* WRITTEN TASK:
Return every entry exactly as written.

* INFORMATION PROVIDED:
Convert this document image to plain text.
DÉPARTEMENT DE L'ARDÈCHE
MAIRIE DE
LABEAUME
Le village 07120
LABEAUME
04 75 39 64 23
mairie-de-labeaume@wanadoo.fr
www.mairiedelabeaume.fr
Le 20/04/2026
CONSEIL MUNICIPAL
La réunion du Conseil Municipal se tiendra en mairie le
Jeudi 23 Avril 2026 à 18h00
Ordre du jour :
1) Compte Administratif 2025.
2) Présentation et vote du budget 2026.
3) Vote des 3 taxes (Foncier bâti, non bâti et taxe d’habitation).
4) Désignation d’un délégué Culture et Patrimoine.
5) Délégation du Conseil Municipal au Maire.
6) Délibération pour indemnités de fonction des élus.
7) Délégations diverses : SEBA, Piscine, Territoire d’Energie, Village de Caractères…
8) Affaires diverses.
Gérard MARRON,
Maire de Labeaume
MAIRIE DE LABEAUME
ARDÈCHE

* TASK RESPONSE:
Convert this document image to plain text.
DÉPARTEMENT DE L'ARDÈCHE
MAIRIE DE
LABEAUME
Le village 07120
LABEAUME
04 75 39 64 23
mairie-de-labeaume@wanadoo.fr
www.mairiedelabeaume.fr
Le 20/04/2026
CONSEIL MUNICIPAL
La réunion du Conseil Municipal se tiendra en mairie le
Jeudi 23 Avril 2026 à 18h00
Ordre du jour :
1) Compte Administratif 2025.
2) Présentation et vote du budget 2026.
3) Vote des 3 taxes (Foncier bâti, non bâti et taxe d’habitation).
4) Désignation d’un délégué Culture et Patrimoine.
5) Délégation du Conseil Municipal au Maire.
6) Délibération pour indemnités de fonction des élus.
7) Délégations diverses : SEBA, Piscine, Territoire d’Energie, Village de Caractères…
8) Affaires diverses.
Gérard MARRON,
Maire de Labeaume
MAIRIE DE LABEAUME
ARDÈCHE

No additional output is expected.